(Dataset entries)

━━━━━━━━━━━━━━━━━━━━━━━━━━━━━━

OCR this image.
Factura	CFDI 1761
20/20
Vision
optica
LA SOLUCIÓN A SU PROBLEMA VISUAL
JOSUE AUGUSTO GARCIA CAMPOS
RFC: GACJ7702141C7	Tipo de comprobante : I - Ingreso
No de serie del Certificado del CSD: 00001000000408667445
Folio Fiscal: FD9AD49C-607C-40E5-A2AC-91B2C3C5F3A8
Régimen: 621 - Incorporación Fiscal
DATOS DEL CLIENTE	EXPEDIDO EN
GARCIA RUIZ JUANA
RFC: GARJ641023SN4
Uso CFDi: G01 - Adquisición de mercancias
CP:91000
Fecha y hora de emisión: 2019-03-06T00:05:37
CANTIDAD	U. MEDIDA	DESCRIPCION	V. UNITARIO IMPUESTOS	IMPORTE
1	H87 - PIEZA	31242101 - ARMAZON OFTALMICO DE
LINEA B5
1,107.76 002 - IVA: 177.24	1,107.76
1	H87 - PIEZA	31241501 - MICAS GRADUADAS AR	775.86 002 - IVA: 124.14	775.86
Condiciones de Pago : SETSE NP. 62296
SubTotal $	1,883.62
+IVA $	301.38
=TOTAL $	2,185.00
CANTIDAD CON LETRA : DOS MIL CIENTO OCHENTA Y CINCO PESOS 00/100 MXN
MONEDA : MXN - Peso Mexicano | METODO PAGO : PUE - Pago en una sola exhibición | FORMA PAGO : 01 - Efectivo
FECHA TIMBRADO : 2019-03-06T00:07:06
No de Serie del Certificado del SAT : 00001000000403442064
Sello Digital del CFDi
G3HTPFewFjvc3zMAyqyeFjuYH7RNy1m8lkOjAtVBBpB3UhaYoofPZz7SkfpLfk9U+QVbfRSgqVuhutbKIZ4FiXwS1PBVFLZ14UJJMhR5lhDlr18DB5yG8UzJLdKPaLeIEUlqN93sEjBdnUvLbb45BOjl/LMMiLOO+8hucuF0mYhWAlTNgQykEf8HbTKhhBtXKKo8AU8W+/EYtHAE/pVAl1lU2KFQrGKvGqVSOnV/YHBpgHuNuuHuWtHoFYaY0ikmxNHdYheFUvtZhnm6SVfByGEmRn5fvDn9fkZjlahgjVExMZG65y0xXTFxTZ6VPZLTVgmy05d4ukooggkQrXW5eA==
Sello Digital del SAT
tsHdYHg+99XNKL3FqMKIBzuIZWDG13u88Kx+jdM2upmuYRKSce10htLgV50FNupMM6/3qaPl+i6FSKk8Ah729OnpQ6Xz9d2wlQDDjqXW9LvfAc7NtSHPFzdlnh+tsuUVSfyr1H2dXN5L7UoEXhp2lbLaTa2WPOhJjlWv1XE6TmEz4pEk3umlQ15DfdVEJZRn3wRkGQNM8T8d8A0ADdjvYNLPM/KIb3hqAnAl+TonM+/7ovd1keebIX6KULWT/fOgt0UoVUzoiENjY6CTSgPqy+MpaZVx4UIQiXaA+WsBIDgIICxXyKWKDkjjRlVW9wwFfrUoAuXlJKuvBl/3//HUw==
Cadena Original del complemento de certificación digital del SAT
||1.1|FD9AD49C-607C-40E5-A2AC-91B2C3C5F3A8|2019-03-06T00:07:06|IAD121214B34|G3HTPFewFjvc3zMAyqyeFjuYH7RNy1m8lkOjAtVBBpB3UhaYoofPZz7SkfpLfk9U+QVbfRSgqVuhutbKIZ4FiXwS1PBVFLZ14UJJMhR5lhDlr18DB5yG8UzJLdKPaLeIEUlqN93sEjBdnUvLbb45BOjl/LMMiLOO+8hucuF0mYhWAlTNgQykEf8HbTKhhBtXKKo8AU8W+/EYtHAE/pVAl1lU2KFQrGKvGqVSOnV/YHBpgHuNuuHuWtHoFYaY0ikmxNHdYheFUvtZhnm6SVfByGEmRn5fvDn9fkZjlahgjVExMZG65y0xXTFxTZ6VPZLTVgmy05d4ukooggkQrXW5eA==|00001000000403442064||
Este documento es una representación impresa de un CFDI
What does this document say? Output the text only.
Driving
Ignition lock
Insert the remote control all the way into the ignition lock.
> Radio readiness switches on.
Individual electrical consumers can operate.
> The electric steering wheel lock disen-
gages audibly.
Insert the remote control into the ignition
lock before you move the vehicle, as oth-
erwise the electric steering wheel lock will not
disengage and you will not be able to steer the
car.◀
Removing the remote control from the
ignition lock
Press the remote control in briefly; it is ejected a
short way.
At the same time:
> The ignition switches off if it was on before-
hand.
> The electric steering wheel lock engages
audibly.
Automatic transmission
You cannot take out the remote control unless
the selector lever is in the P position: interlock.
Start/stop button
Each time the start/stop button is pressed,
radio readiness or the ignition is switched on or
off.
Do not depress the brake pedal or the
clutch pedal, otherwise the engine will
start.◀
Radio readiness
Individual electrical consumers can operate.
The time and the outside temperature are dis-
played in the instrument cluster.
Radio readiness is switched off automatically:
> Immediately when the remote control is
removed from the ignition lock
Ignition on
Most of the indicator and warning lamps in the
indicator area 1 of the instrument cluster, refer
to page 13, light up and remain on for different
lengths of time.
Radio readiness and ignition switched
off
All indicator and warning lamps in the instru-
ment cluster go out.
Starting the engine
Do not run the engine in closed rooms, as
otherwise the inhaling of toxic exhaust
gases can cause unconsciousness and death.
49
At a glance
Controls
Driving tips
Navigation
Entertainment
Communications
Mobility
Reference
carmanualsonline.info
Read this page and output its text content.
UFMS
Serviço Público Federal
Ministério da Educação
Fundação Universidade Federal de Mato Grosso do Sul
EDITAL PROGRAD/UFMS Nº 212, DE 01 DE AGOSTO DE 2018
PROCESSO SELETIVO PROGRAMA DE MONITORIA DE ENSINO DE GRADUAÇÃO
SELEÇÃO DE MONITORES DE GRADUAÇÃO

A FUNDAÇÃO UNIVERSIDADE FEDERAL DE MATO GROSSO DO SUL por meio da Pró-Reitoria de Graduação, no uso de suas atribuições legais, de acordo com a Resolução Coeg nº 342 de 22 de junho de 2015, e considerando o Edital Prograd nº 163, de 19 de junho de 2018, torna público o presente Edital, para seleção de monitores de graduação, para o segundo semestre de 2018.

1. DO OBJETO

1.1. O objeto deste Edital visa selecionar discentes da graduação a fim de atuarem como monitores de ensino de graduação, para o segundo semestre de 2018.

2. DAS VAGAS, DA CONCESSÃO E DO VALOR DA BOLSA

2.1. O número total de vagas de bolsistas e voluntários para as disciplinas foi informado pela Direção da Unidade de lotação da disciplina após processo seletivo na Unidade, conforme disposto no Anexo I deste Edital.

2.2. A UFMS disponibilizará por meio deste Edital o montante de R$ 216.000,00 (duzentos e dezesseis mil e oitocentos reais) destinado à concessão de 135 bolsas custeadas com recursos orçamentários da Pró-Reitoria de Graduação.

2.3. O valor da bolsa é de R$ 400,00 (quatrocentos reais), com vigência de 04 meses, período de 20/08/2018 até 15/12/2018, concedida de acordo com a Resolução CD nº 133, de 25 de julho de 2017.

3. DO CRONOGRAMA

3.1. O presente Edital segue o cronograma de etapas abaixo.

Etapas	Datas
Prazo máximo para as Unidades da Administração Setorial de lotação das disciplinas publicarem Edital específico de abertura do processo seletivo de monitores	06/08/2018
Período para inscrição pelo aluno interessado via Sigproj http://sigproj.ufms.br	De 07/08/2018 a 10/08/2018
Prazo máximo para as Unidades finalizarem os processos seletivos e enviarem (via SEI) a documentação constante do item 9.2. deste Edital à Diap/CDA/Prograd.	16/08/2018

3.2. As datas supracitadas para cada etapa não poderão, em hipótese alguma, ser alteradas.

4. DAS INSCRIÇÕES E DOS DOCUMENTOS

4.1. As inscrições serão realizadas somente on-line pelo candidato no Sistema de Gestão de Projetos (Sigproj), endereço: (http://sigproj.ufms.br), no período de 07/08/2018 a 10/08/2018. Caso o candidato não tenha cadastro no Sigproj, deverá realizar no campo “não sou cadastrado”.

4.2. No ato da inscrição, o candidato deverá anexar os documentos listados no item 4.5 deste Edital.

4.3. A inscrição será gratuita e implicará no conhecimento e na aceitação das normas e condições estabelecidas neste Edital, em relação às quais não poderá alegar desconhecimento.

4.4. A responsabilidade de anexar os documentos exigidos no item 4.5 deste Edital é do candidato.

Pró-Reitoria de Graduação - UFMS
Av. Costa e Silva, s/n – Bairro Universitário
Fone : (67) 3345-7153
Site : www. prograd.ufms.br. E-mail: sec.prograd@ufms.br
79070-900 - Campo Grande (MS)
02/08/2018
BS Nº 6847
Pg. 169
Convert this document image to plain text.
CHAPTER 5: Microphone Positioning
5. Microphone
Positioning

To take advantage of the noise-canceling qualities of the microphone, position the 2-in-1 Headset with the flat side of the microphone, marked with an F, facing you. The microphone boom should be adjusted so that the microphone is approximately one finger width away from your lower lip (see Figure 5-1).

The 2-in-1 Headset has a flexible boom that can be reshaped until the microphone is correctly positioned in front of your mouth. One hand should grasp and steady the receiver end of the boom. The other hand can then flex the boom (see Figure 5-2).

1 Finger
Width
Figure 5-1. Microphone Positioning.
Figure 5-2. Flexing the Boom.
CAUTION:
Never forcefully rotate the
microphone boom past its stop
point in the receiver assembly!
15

━━━━━━━━━━━━━━━━━━━━━━━━━━━━━━

Stated problem =>
Extract every line above that contains the word "GARCIA".

Solution for this problem =>
JOSUE AUGUSTO GARCIA CAMPOS
GARCIA RUIZ JUANA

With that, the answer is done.